» **THE TASK**: Every line holding the word "Daily" should be copied from the material.

» **MATERIAL FOR THIS TASK**:
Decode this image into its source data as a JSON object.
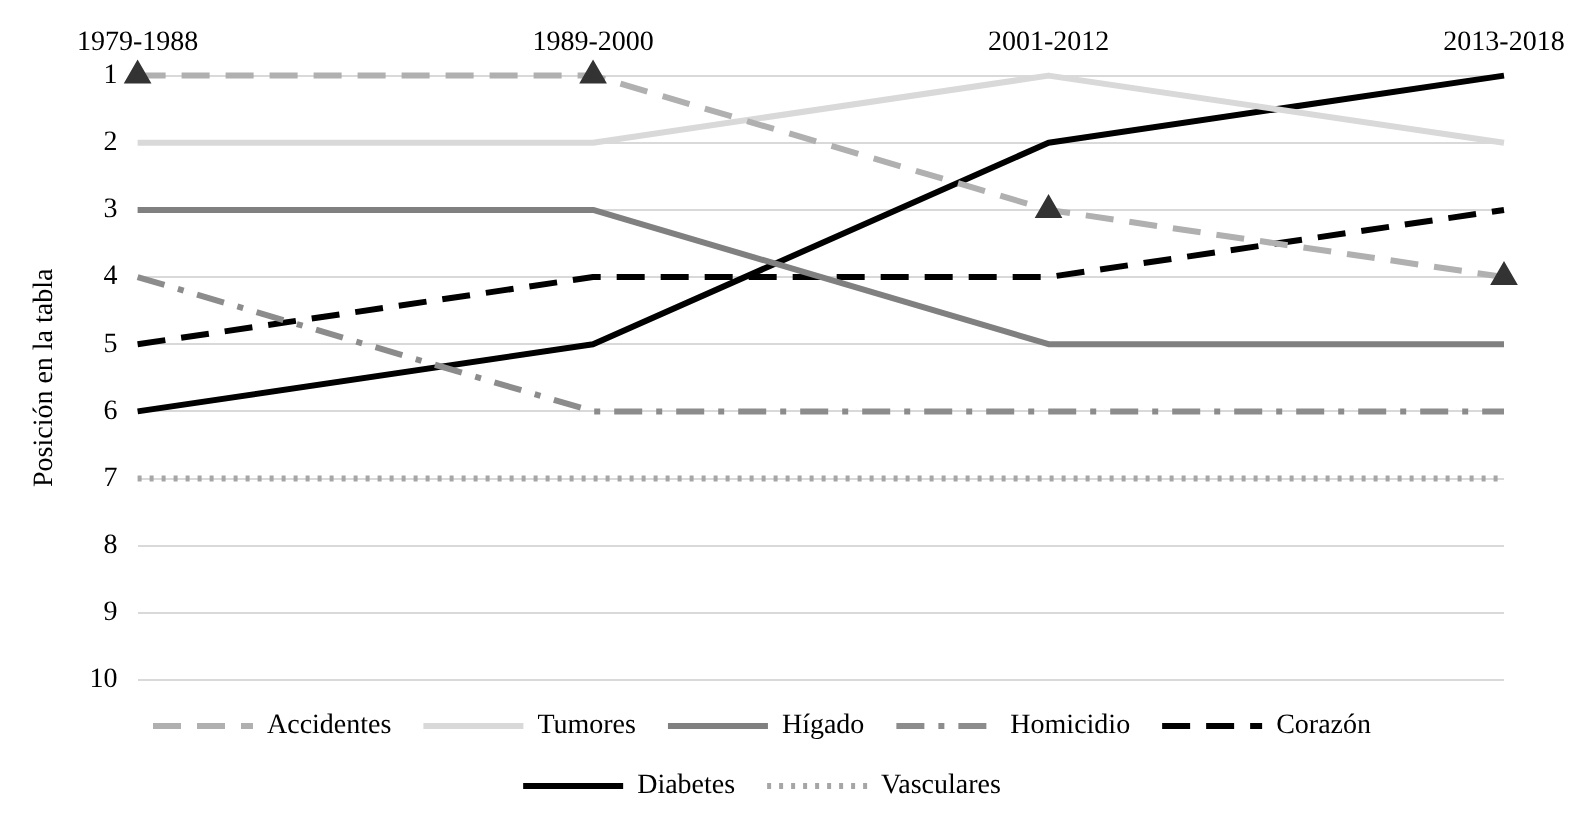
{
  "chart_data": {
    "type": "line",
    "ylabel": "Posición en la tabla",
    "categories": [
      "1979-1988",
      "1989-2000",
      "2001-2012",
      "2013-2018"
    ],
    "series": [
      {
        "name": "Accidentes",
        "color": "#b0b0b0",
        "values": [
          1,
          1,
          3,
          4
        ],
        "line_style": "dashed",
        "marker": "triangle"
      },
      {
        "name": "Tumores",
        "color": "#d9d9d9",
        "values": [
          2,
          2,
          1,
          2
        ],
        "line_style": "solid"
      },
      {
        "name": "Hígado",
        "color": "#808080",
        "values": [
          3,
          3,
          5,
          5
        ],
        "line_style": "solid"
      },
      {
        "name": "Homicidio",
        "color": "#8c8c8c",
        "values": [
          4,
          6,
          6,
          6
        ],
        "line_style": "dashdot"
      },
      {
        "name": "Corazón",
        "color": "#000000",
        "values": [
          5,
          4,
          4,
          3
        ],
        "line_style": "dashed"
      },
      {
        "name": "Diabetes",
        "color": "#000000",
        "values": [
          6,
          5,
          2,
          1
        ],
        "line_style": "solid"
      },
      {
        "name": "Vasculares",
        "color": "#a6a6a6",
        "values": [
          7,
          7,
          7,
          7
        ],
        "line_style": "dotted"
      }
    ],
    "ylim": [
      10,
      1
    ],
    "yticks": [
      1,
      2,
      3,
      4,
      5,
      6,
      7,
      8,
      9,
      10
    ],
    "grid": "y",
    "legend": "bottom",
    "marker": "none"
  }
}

...

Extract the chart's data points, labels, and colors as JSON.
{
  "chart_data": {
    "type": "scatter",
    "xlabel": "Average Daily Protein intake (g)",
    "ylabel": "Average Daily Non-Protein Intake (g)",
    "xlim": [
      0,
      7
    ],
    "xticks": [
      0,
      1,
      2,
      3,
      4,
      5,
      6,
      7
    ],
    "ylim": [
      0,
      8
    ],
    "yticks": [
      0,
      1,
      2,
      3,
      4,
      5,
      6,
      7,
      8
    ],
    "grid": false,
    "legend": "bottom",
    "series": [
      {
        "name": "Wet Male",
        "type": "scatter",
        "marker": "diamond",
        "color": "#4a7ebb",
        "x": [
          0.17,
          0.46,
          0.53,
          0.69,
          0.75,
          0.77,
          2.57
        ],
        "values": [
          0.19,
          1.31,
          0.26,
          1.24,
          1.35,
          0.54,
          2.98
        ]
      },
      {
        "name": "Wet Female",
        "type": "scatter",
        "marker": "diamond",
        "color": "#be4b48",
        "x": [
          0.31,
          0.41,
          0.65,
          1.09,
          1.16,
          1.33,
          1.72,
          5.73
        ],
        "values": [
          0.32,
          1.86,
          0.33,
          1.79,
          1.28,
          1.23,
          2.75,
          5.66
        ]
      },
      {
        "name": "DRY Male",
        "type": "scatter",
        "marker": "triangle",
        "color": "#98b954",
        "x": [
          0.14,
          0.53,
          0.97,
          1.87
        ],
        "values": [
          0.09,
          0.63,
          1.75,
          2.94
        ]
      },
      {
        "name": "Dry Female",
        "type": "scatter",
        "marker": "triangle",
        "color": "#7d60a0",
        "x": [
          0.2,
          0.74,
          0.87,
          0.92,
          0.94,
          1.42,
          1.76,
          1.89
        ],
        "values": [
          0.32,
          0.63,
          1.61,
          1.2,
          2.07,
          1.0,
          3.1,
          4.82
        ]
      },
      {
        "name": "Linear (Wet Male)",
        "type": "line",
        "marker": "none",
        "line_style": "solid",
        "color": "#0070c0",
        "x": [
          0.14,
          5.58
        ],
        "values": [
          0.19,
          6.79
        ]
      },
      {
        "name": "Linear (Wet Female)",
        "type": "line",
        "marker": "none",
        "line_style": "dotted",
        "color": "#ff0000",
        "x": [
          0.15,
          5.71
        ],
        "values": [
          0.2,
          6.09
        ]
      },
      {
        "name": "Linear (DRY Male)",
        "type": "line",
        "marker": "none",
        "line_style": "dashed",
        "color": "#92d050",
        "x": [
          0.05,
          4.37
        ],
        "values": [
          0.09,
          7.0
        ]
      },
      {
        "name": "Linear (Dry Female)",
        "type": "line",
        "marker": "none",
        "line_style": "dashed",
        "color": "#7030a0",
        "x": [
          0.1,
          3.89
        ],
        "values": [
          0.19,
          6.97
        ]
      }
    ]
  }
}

» **EXPECTED ANSWER**:
    "xlabel": "Average Daily Protein intake (g)",
    "ylabel": "Average Daily Non-Protein Intake (g)",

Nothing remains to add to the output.